WHAT THE TASK ASKS:
Word for word, transcribe the lines below and drop the pictures.

INPUT:
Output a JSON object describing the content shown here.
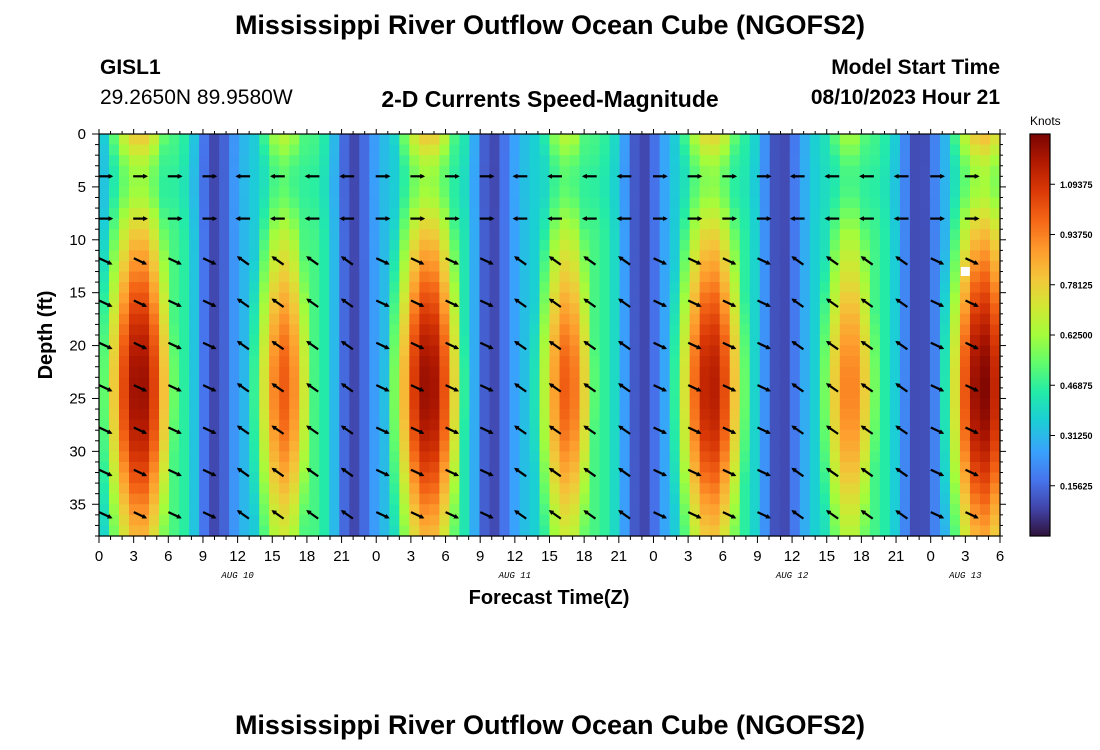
{
  "page": {
    "title": "Mississippi River Outflow Ocean Cube (NGOFS2)",
    "station_id": "GISL1",
    "coords": "29.2650N  89.9580W",
    "subtitle": "2-D Currents Speed-Magnitude",
    "model_start_label": "Model Start Time",
    "model_start_value": "08/10/2023 Hour 21",
    "bottom_title": "Mississippi River Outflow Ocean Cube (NGOFS2)"
  },
  "chart_data": {
    "type": "heatmap",
    "title": "2-D Currents Speed-Magnitude",
    "xlabel": "Forecast Time(Z)",
    "ylabel": "Depth (ft)",
    "x_hours_since_start": [
      0,
      78
    ],
    "x_tick_labels": [
      "0",
      "3",
      "6",
      "9",
      "12",
      "15",
      "18",
      "21",
      "0",
      "3",
      "6",
      "9",
      "12",
      "15",
      "18",
      "21",
      "0",
      "3",
      "6",
      "9",
      "12",
      "15",
      "18",
      "21",
      "0",
      "3",
      "6"
    ],
    "date_labels": [
      {
        "label": "AUG 10",
        "hour": 12
      },
      {
        "label": "AUG 11",
        "hour": 36
      },
      {
        "label": "AUG 12",
        "hour": 60
      },
      {
        "label": "AUG 13",
        "hour": 75
      }
    ],
    "y_range": [
      0,
      38
    ],
    "y_ticks": [
      0,
      5,
      10,
      15,
      20,
      25,
      30,
      35
    ],
    "y_tick_labels": [
      "0",
      "5",
      "10",
      "15",
      "20",
      "25",
      "30",
      "35"
    ],
    "colorbar": {
      "unit": "Knots",
      "range": [
        0.0,
        1.25
      ],
      "ticks": [
        0.15625,
        0.3125,
        0.46875,
        0.625,
        0.78125,
        0.9375,
        1.09375
      ],
      "tick_labels": [
        "0.15625",
        "0.31250",
        "0.46875",
        "0.62500",
        "0.78125",
        "0.93750",
        "1.09375"
      ]
    },
    "speed_peaks_knots": [
      {
        "hour": 3.5,
        "depth_center_ft": 24,
        "speed": 1.15,
        "direction": "ebb"
      },
      {
        "hour": 16.0,
        "depth_center_ft": 24,
        "speed": 0.95,
        "direction": "flood"
      },
      {
        "hour": 28.5,
        "depth_center_ft": 24,
        "speed": 1.15,
        "direction": "ebb"
      },
      {
        "hour": 40.5,
        "depth_center_ft": 24,
        "speed": 0.95,
        "direction": "flood"
      },
      {
        "hour": 53.0,
        "depth_center_ft": 24,
        "speed": 1.1,
        "direction": "ebb"
      },
      {
        "hour": 65.0,
        "depth_center_ft": 24,
        "speed": 0.9,
        "direction": "flood"
      },
      {
        "hour": 76.5,
        "depth_center_ft": 24,
        "speed": 1.18,
        "direction": "ebb"
      }
    ],
    "slack_minima_hours": [
      10,
      22,
      34,
      47,
      59,
      71
    ],
    "arrow_hours": [
      0,
      3,
      6,
      9,
      12,
      15,
      18,
      21,
      24,
      27,
      30,
      33,
      36,
      39,
      42,
      45,
      48,
      51,
      54,
      57,
      60,
      63,
      66,
      69,
      72,
      75
    ],
    "arrow_depths_ft": [
      4,
      8,
      12,
      16,
      20,
      24,
      28,
      32,
      36
    ],
    "marker": {
      "hour": 75.0,
      "depth_ft": 13
    }
  }
}
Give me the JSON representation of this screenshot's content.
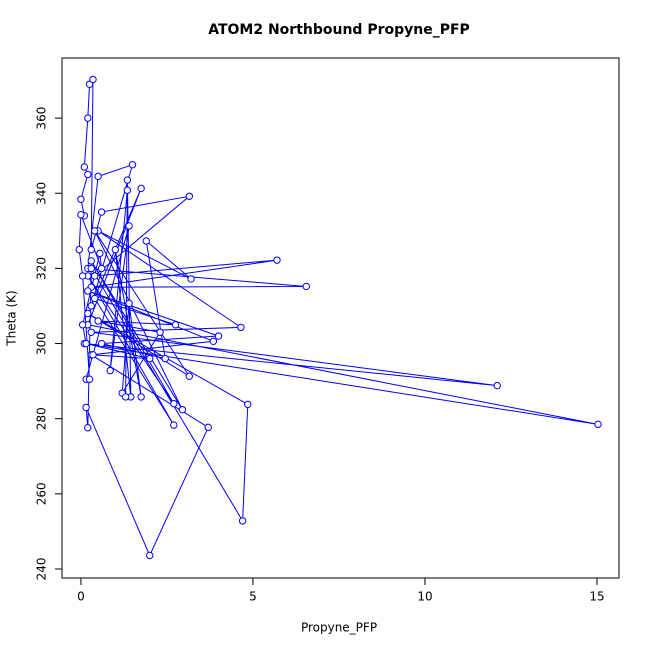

WRITTEN ANSWER:
Output a JSON object describing the content shown here.
{
  "page": {
    "title": "Mississippi River Outflow Ocean Cube (NGOFS2)",
    "station_id": "GISL1",
    "coords": "29.2650N  89.9580W",
    "subtitle": "2-D Currents Speed-Magnitude",
    "model_start_label": "Model Start Time",
    "model_start_value": "08/10/2023 Hour 21",
    "bottom_title": "Mississippi River Outflow Ocean Cube (NGOFS2)"
  },
  "chart_data": {
    "type": "heatmap",
    "title": "2-D Currents Speed-Magnitude",
    "xlabel": "Forecast Time(Z)",
    "ylabel": "Depth (ft)",
    "x_hours_since_start": [
      0,
      78
    ],
    "x_tick_labels": [
      "0",
      "3",
      "6",
      "9",
      "12",
      "15",
      "18",
      "21",
      "0",
      "3",
      "6",
      "9",
      "12",
      "15",
      "18",
      "21",
      "0",
      "3",
      "6",
      "9",
      "12",
      "15",
      "18",
      "21",
      "0",
      "3",
      "6"
    ],
    "date_labels": [
      {
        "label": "AUG 10",
        "hour": 12
      },
      {
        "label": "AUG 11",
        "hour": 36
      },
      {
        "label": "AUG 12",
        "hour": 60
      },
      {
        "label": "AUG 13",
        "hour": 75
      }
    ],
    "y_range": [
      0,
      38
    ],
    "y_ticks": [
      0,
      5,
      10,
      15,
      20,
      25,
      30,
      35
    ],
    "y_tick_labels": [
      "0",
      "5",
      "10",
      "15",
      "20",
      "25",
      "30",
      "35"
    ],
    "colorbar": {
      "unit": "Knots",
      "range": [
        0.0,
        1.25
      ],
      "ticks": [
        0.15625,
        0.3125,
        0.46875,
        0.625,
        0.78125,
        0.9375,
        1.09375
      ],
      "tick_labels": [
        "0.15625",
        "0.31250",
        "0.46875",
        "0.62500",
        "0.78125",
        "0.93750",
        "1.09375"
      ]
    },
    "speed_peaks_knots": [
      {
        "hour": 3.5,
        "depth_center_ft": 24,
        "speed": 1.15,
        "direction": "ebb"
      },
      {
        "hour": 16.0,
        "depth_center_ft": 24,
        "speed": 0.95,
        "direction": "flood"
      },
      {
        "hour": 28.5,
        "depth_center_ft": 24,
        "speed": 1.15,
        "direction": "ebb"
      },
      {
        "hour": 40.5,
        "depth_center_ft": 24,
        "speed": 0.95,
        "direction": "flood"
      },
      {
        "hour": 53.0,
        "depth_center_ft": 24,
        "speed": 1.1,
        "direction": "ebb"
      },
      {
        "hour": 65.0,
        "depth_center_ft": 24,
        "speed": 0.9,
        "direction": "flood"
      },
      {
        "hour": 76.5,
        "depth_center_ft": 24,
        "speed": 1.18,
        "direction": "ebb"
      }
    ],
    "slack_minima_hours": [
      10,
      22,
      34,
      47,
      59,
      71
    ],
    "arrow_hours": [
      0,
      3,
      6,
      9,
      12,
      15,
      18,
      21,
      24,
      27,
      30,
      33,
      36,
      39,
      42,
      45,
      48,
      51,
      54,
      57,
      60,
      63,
      66,
      69,
      72,
      75
    ],
    "arrow_depths_ft": [
      4,
      8,
      12,
      16,
      20,
      24,
      28,
      32,
      36
    ],
    "marker": {
      "hour": 75.0,
      "depth_ft": 13
    }
  }
}
Give me the JSON representation of this screenshot's content.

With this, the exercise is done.